Stored records:
↓

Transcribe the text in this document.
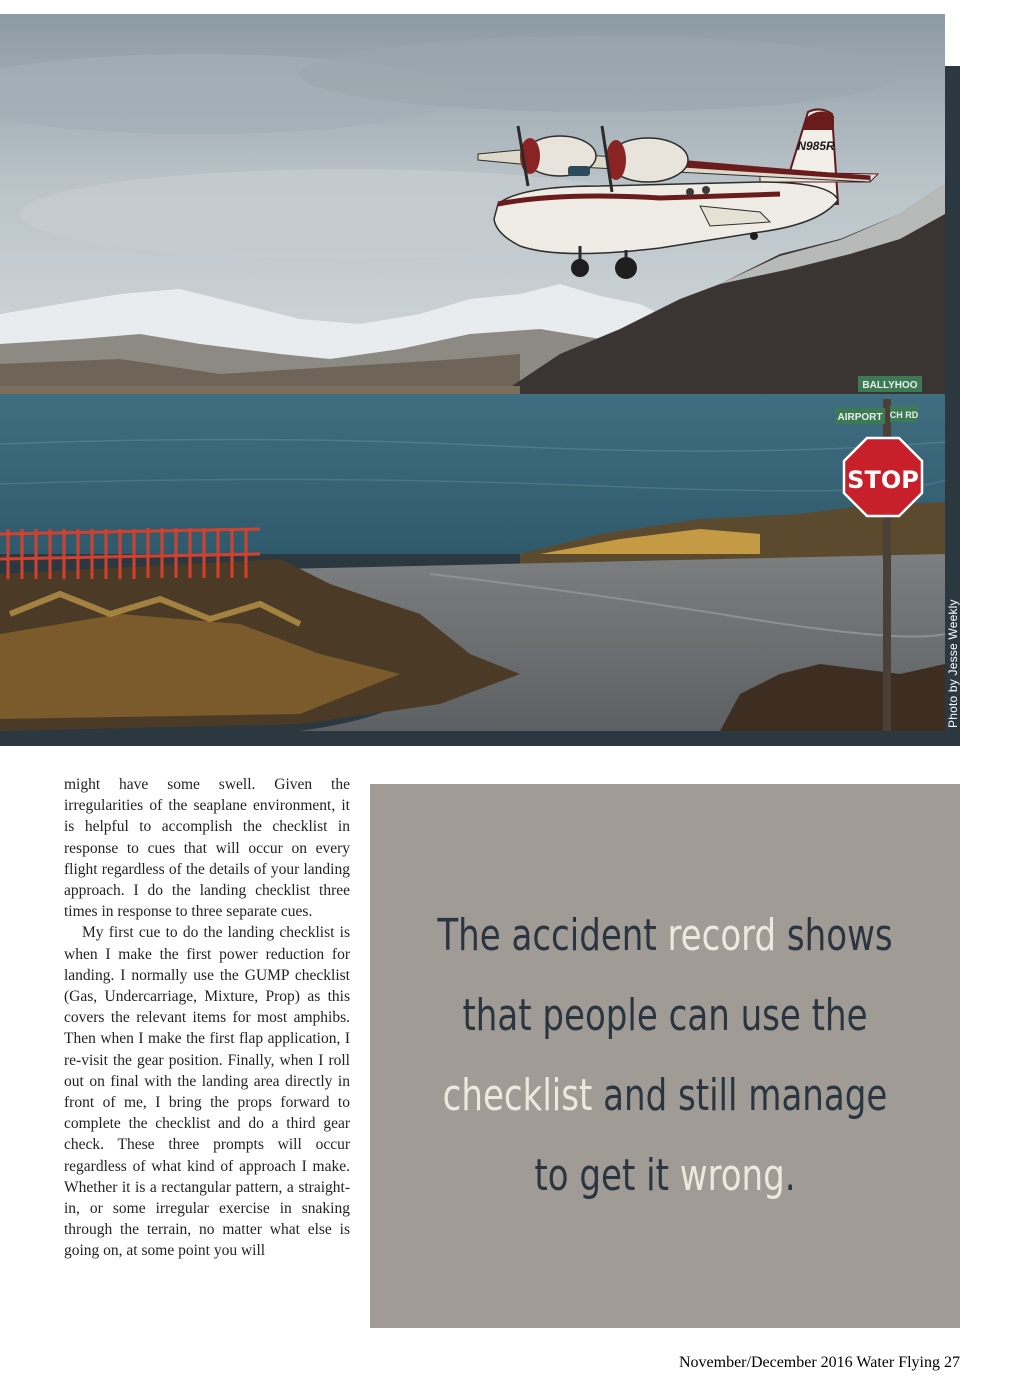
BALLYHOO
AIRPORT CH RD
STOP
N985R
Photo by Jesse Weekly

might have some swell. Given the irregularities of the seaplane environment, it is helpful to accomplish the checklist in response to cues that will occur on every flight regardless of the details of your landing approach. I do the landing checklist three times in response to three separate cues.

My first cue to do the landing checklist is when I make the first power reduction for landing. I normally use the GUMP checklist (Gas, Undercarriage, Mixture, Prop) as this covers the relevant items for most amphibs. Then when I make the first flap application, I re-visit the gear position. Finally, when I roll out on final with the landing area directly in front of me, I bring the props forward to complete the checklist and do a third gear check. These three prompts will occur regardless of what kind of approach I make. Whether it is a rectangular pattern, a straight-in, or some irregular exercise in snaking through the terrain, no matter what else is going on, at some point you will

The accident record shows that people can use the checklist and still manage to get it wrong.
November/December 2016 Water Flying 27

↑

■ EXERCISE INSTRUCTIONS: Write out each line of the data exactly; the images should be left out.

■ EXERCISE RESPONSE:
Transcribe the text in this document.
BALLYHOO
AIRPORT CH RD
STOP
N985R
Photo by Jesse Weekly

might have some swell. Given the irregularities of the seaplane environment, it is helpful to accomplish the checklist in response to cues that will occur on every flight regardless of the details of your landing approach. I do the landing checklist three times in response to three separate cues.

My first cue to do the landing checklist is when I make the first power reduction for landing. I normally use the GUMP checklist (Gas, Undercarriage, Mixture, Prop) as this covers the relevant items for most amphibs. Then when I make the first flap application, I re-visit the gear position. Finally, when I roll out on final with the landing area directly in front of me, I bring the props forward to complete the checklist and do a third gear check. These three prompts will occur regardless of what kind of approach I make. Whether it is a rectangular pattern, a straight-in, or some irregular exercise in snaking through the terrain, no matter what else is going on, at some point you will

The accident record shows that people can use the checklist and still manage to get it wrong.
November/December 2016 Water Flying 27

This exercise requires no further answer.